DESCRIPTION OF THE TASK:
Copy the material below in full, replacing "detached houses" with "detached homes" everywhere it appears and leaving everything else unchanged.

Layout element entries:

--------------------

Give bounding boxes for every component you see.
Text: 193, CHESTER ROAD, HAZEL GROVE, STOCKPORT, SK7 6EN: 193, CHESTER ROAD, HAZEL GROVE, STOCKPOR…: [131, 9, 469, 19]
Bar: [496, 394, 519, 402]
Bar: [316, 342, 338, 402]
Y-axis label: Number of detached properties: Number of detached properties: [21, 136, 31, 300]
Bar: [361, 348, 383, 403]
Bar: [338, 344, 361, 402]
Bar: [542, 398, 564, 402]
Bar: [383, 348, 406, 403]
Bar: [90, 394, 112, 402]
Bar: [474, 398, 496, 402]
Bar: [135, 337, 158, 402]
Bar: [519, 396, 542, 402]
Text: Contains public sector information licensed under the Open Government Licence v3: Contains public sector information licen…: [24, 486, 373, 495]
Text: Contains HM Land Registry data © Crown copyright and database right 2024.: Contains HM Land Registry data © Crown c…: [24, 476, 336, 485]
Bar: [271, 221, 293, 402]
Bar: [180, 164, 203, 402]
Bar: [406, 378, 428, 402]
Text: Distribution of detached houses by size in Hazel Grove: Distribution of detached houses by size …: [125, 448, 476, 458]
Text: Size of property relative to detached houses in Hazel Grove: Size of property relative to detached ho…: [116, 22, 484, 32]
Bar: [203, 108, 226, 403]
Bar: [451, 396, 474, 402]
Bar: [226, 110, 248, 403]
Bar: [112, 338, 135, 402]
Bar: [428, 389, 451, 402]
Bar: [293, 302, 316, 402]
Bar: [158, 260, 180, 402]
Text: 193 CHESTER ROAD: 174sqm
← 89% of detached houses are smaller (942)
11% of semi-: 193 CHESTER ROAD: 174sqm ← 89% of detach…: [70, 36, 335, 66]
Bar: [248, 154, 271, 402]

--------------------

RESULT FOR THIS TASK:
Give bounding boxes for every component you see.
Text: 193, CHESTER ROAD, HAZEL GROVE, STOCKPORT, SK7 6EN: 193, CHESTER ROAD, HAZEL GROVE, STOCKPOR…: [131, 9, 469, 19]
Bar: [496, 394, 519, 402]
Bar: [316, 342, 338, 402]
Y-axis label: Number of detached properties: Number of detached properties: [21, 136, 31, 300]
Bar: [361, 348, 383, 403]
Bar: [338, 344, 361, 402]
Bar: [542, 398, 564, 402]
Bar: [383, 348, 406, 403]
Bar: [90, 394, 112, 402]
Bar: [474, 398, 496, 402]
Bar: [135, 337, 158, 402]
Bar: [519, 396, 542, 402]
Text: Contains public sector information licensed under the Open Government Licence v3: Contains public sector information licen…: [24, 486, 373, 495]
Text: Contains HM Land Registry data © Crown copyright and database right 2024.: Contains HM Land Registry data © Crown c…: [24, 476, 336, 485]
Bar: [271, 221, 293, 402]
Bar: [180, 164, 203, 402]
Bar: [406, 378, 428, 402]
Text: Distribution of detached homes by size in Hazel Grove: Distribution of detached homes by size …: [125, 448, 476, 458]
Text: Size of property relative to detached homes in Hazel Grove: Size of property relative to detached ho…: [116, 22, 484, 32]
Bar: [203, 108, 226, 403]
Bar: [451, 396, 474, 402]
Bar: [226, 110, 248, 403]
Bar: [112, 338, 135, 402]
Bar: [428, 389, 451, 402]
Bar: [293, 302, 316, 402]
Bar: [158, 260, 180, 402]
Text: 193 CHESTER ROAD: 174sqm
← 89% of detached homes are smaller (942)
11% of semi-: 193 CHESTER ROAD: 174sqm ← 89% of detach…: [70, 36, 335, 66]
Bar: [248, 154, 271, 402]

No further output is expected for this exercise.